* **Problem requirements**
From the listing, collect all lines containing the word "stations".

* **Exercise material**
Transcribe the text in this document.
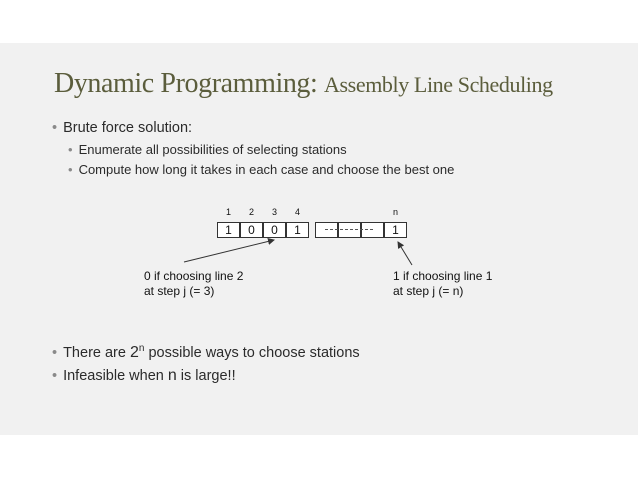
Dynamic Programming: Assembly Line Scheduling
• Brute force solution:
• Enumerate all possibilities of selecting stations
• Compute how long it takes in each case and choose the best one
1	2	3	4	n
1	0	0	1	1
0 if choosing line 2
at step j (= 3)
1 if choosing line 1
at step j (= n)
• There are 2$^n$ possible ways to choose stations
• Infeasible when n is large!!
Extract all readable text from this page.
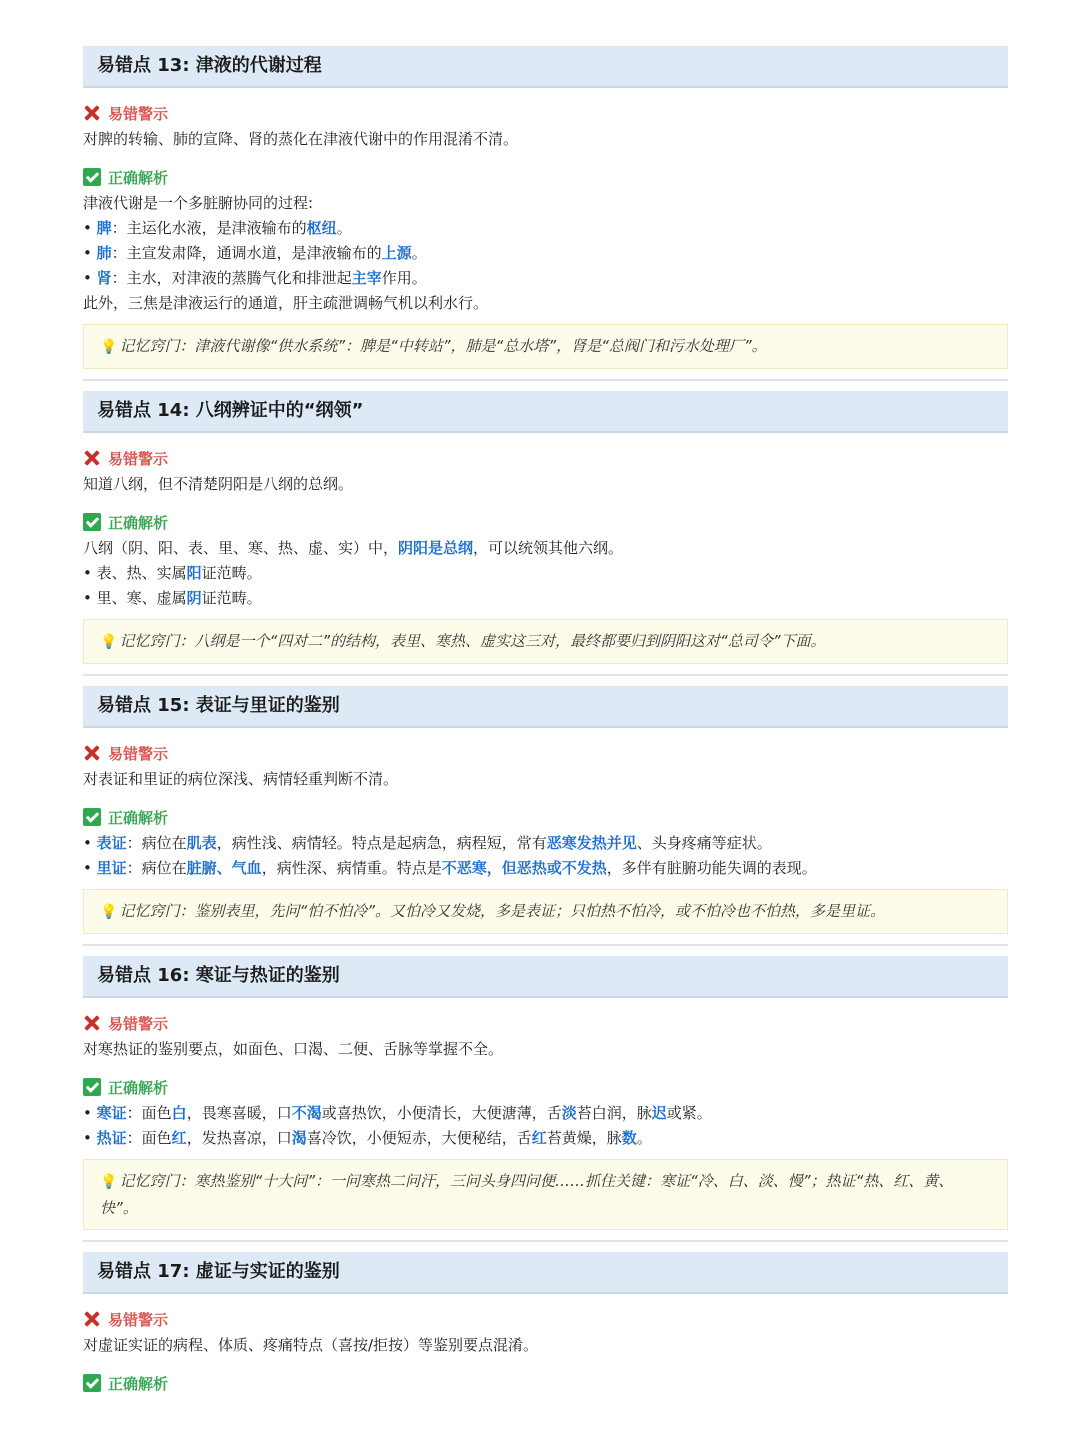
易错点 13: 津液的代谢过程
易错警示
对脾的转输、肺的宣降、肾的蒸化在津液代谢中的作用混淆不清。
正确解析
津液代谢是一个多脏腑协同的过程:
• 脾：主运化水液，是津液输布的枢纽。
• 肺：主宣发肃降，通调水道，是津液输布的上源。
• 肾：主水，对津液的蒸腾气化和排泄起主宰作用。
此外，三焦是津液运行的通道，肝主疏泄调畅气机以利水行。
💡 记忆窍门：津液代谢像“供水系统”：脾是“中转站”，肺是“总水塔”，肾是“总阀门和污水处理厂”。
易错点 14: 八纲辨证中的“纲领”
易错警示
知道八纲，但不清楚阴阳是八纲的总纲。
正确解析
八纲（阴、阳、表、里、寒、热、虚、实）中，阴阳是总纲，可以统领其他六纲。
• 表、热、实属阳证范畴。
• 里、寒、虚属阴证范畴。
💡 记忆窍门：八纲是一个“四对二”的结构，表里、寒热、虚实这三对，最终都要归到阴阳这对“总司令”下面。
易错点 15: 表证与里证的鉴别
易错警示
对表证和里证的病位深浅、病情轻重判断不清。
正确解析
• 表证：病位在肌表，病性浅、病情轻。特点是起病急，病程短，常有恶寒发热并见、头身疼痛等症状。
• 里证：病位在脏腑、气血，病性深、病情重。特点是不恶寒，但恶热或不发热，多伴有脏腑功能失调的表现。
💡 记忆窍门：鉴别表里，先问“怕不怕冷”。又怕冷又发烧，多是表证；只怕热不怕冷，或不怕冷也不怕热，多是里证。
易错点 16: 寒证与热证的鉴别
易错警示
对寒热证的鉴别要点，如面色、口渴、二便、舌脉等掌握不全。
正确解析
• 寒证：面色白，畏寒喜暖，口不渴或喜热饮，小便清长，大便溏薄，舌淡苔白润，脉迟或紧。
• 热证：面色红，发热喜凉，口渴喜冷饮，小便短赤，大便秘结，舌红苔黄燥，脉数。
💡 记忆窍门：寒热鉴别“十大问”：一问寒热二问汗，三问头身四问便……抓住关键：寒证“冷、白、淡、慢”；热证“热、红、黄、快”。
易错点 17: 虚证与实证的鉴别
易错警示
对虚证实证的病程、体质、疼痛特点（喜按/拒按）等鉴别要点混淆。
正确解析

---

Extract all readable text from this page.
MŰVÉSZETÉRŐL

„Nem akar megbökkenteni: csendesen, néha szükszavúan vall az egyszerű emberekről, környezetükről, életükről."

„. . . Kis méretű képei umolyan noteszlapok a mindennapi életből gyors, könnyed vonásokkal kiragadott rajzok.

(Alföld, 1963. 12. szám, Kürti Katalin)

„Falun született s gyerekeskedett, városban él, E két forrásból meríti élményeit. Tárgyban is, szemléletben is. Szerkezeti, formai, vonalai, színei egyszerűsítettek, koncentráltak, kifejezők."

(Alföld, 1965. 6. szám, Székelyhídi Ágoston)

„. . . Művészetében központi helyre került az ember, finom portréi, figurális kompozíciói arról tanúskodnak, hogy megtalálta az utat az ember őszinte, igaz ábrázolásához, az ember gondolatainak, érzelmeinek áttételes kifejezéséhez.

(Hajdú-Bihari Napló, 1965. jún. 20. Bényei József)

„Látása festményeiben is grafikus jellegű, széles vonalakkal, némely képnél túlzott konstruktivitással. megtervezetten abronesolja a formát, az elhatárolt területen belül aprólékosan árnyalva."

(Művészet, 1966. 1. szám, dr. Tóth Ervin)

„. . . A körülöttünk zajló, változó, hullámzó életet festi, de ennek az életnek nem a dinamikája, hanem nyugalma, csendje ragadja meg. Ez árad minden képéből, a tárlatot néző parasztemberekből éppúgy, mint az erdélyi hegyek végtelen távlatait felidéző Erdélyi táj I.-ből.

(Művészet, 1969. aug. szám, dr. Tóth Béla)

* **Finished answer**
• Enumerate all possibilities of selecting stations
• There are 2$^n$ possible ways to choose stations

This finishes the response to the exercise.